Figure contents as structured data:
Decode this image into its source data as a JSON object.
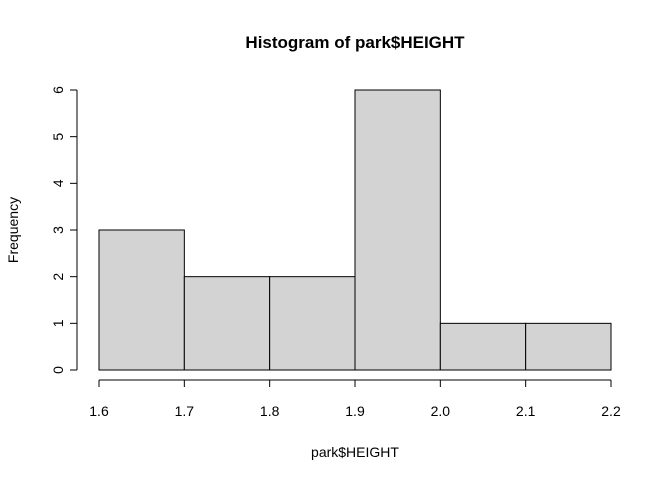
{
  "chart_data": {
    "type": "bar",
    "subtype": "histogram",
    "title": "Histogram of park$HEIGHT",
    "xlabel": "park$HEIGHT",
    "ylabel": "Frequency",
    "bins": [
      {
        "start": 1.6,
        "end": 1.7,
        "count": 3
      },
      {
        "start": 1.7,
        "end": 1.8,
        "count": 2
      },
      {
        "start": 1.8,
        "end": 1.9,
        "count": 2
      },
      {
        "start": 1.9,
        "end": 2.0,
        "count": 6
      },
      {
        "start": 2.0,
        "end": 2.1,
        "count": 1
      },
      {
        "start": 2.1,
        "end": 2.2,
        "count": 1
      }
    ],
    "xlim": [
      1.6,
      2.2
    ],
    "ylim": [
      0,
      6
    ],
    "x_ticks": [
      "1.6",
      "1.7",
      "1.8",
      "1.9",
      "2.0",
      "2.1",
      "2.2"
    ],
    "y_ticks": [
      "0",
      "1",
      "2",
      "3",
      "4",
      "5",
      "6"
    ],
    "grid": false,
    "bar_fill": "#d3d3d3",
    "bar_stroke": "#000000"
  }
}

Exercise requirements: Reproduce every line exactly and omit all pictures.

Response:
Decode this image into its source data as a JSON object.
{
  "chart_data": {
    "type": "bar",
    "subtype": "histogram",
    "title": "Histogram of park$HEIGHT",
    "xlabel": "park$HEIGHT",
    "ylabel": "Frequency",
    "bins": [
      {
        "start": 1.6,
        "end": 1.7,
        "count": 3
      },
      {
        "start": 1.7,
        "end": 1.8,
        "count": 2
      },
      {
        "start": 1.8,
        "end": 1.9,
        "count": 2
      },
      {
        "start": 1.9,
        "end": 2.0,
        "count": 6
      },
      {
        "start": 2.0,
        "end": 2.1,
        "count": 1
      },
      {
        "start": 2.1,
        "end": 2.2,
        "count": 1
      }
    ],
    "xlim": [
      1.6,
      2.2
    ],
    "ylim": [
      0,
      6
    ],
    "x_ticks": [
      "1.6",
      "1.7",
      "1.8",
      "1.9",
      "2.0",
      "2.1",
      "2.2"
    ],
    "y_ticks": [
      "0",
      "1",
      "2",
      "3",
      "4",
      "5",
      "6"
    ],
    "grid": false,
    "bar_fill": "#d3d3d3",
    "bar_stroke": "#000000"
  }
}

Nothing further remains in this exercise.